··· Dataset content ···
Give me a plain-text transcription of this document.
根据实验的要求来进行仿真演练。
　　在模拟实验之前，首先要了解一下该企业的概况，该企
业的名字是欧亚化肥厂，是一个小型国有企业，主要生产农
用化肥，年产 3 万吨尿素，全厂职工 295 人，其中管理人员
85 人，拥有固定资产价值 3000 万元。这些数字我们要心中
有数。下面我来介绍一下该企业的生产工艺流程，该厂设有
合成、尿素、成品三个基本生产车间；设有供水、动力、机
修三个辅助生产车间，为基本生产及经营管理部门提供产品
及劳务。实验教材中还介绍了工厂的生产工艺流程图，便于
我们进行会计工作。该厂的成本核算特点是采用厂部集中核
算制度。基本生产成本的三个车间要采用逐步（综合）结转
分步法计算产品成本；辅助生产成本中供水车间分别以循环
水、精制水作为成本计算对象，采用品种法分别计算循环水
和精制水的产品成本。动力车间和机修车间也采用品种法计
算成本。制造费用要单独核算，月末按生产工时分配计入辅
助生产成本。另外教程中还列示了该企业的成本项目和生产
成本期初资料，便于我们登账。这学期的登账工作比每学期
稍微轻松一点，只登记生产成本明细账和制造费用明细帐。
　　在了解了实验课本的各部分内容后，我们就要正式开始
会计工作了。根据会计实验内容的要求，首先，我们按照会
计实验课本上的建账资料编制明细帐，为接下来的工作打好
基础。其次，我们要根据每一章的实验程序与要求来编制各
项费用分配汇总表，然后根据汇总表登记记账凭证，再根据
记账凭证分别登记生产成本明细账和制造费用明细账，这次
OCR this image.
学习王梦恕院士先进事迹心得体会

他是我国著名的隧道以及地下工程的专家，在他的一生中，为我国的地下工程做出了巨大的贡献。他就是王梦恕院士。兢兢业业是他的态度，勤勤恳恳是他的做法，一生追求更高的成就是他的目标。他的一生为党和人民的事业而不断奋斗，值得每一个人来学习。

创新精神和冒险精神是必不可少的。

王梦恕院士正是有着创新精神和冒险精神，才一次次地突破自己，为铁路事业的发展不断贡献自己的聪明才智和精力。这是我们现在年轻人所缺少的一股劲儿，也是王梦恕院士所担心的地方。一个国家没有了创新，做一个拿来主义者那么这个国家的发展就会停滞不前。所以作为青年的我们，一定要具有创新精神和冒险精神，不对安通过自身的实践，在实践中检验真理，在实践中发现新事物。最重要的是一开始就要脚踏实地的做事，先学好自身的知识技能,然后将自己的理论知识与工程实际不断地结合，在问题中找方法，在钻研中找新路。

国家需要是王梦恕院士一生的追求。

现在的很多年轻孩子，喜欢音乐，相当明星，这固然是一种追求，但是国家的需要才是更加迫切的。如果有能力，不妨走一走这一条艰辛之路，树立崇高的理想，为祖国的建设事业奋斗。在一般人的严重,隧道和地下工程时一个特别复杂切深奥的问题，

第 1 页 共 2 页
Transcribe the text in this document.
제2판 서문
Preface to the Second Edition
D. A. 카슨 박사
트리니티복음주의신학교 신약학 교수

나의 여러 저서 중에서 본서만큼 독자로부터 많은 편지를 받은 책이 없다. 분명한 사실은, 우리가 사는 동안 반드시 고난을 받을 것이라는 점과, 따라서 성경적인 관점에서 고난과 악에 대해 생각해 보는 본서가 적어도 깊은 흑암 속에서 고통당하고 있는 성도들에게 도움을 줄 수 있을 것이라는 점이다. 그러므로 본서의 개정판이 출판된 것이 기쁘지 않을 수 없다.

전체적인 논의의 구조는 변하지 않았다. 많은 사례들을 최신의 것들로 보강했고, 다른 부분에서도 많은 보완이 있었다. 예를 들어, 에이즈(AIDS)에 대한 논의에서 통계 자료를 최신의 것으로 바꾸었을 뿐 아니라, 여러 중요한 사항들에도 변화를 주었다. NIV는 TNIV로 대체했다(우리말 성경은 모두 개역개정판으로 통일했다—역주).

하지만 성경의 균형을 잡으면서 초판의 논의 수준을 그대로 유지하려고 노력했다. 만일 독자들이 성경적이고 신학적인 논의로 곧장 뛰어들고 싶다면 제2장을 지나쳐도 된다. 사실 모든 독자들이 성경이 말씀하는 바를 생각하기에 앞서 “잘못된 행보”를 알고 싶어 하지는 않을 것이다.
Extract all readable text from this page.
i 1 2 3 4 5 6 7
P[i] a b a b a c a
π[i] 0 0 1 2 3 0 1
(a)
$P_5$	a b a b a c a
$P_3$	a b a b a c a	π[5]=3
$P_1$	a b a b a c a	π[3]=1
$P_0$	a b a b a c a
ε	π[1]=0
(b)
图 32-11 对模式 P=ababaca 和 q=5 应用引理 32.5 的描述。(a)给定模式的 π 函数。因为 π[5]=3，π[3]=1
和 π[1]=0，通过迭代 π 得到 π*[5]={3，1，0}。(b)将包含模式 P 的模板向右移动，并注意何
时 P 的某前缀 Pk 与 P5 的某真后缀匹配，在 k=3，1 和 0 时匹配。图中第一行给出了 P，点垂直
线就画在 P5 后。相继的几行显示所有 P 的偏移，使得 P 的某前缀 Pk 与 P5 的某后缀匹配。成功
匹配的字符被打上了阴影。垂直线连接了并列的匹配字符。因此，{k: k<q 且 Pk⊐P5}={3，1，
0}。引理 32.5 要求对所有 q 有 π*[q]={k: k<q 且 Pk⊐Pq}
···
▸ Instruction: Count the lines above that contain the word "的某前缀", and reply with only that number.

▸ Response to this task: 2